### What is needed
In the AVC performance post, how many cache line fetches does a hash table with a bucket depth of 5 issue in the worst case?

### Page text
◆ ◆ ◆ ◆

So, I think it is just noise.

[1] https://software.intel.com/sites/default/files/managed/9e/bc/64-ia-32-architectures-optimization-manual.pdf
Section 2.2.1.3, Table 2-6 on page 2-11.

Long version:

I suspect that what we see is the result of whole ACV being able to fit within
CPU cache without much cache line eviction in between the consecutive inserts/
lookups, combined with really good branch predicion, speculation & etc.

Here is a fun experiment: I just tested a simple scan of a flat 512-element
array of packed 64-bit values {a:24; b:24; c:16} and it comes up as roughly
500 cycles (~127ns) per *full* scan on Intel Core i7-7820HK CPU @ 3.90GHz. That
would translate to about 225ns on the 2.2Ghz system benchmarked above, which is
just about what we get for 25th percentile lowest latency of hash table! Thus,
a straight scan would be the best if abolute max latency of isolated 512-enry
AVC is all we care about and cache pressure is not a factor. Sounds pretty
crazy, right? 

However, such approach not only does not scale well, but also churns through
up to 4KB (64 cache lines) of memory on each full pass. In contrast, a hash
table with bucket depth of 5 would only issue 6 cache line fetches worst case.
Thus, even if flat scan is *faster* in this particular configuration, it does
not necessarily mean that it is *better* for system as a whole.

What we have is a confuence of the following factors:
1. AVC is a central point of the SELinux which is used all the time by pretty
much everything running on every core
2. L3 shared mode hit is abouot 50% more expensive than a hit in a non-shared
mode [2]
3. Remote DRAM access is about 1.5x - 2x more expensive than local [2]
4. Single-socket NUMA systems becoming ubiquitous (ex: AMD ZEN / EPYC)

Just think about this: on a single-socket AMD EPYC system we can have at most
of AVC memory access as either shared or remote. To me it only makes sense to
reduce any unnecessary cache/DRAM references proactively, even if there is no
obvious immediate payoff right this moment (given, of course, that it does not
make things worse for a "regular" use case today).

◆ ◆ ◆ ◆

### Dataset extract
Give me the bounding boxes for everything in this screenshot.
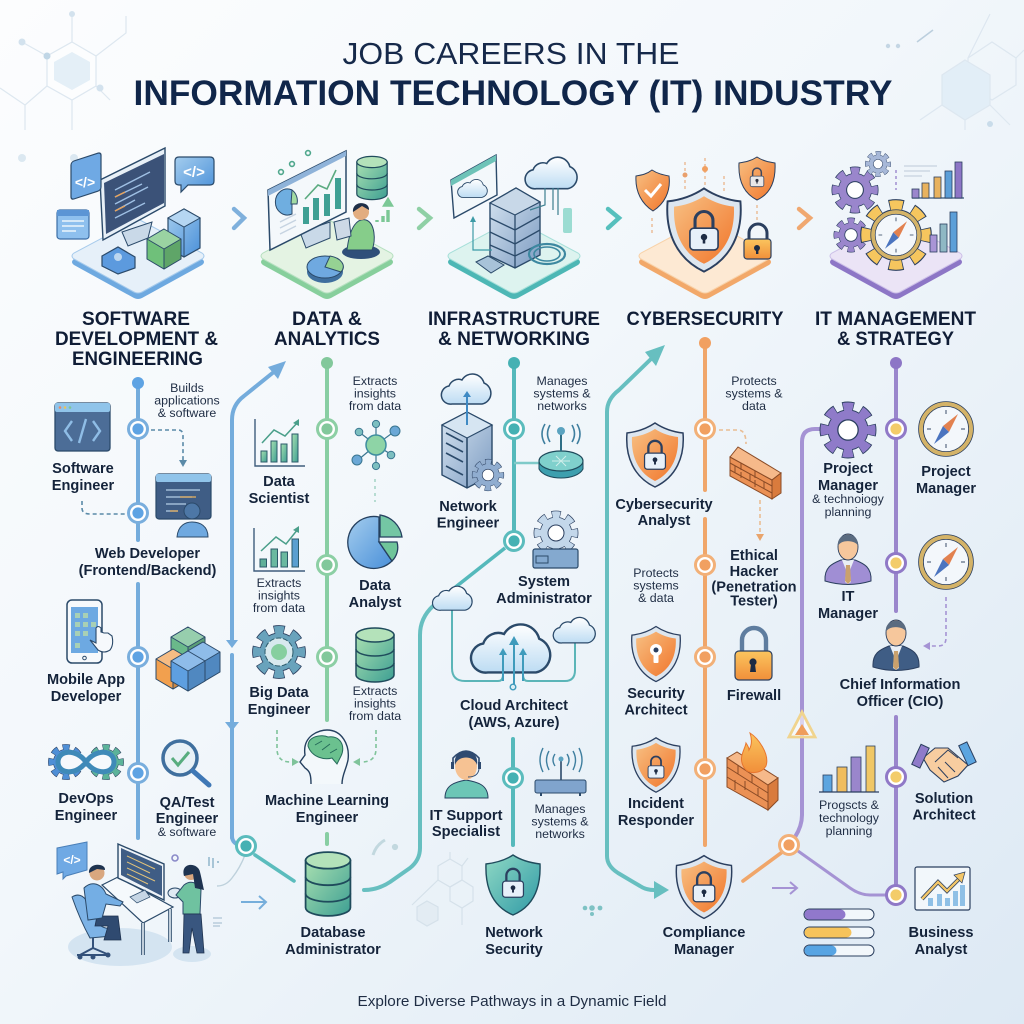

◆ ◆ ◆ ◆

### Response to this task
Six cache line fetches.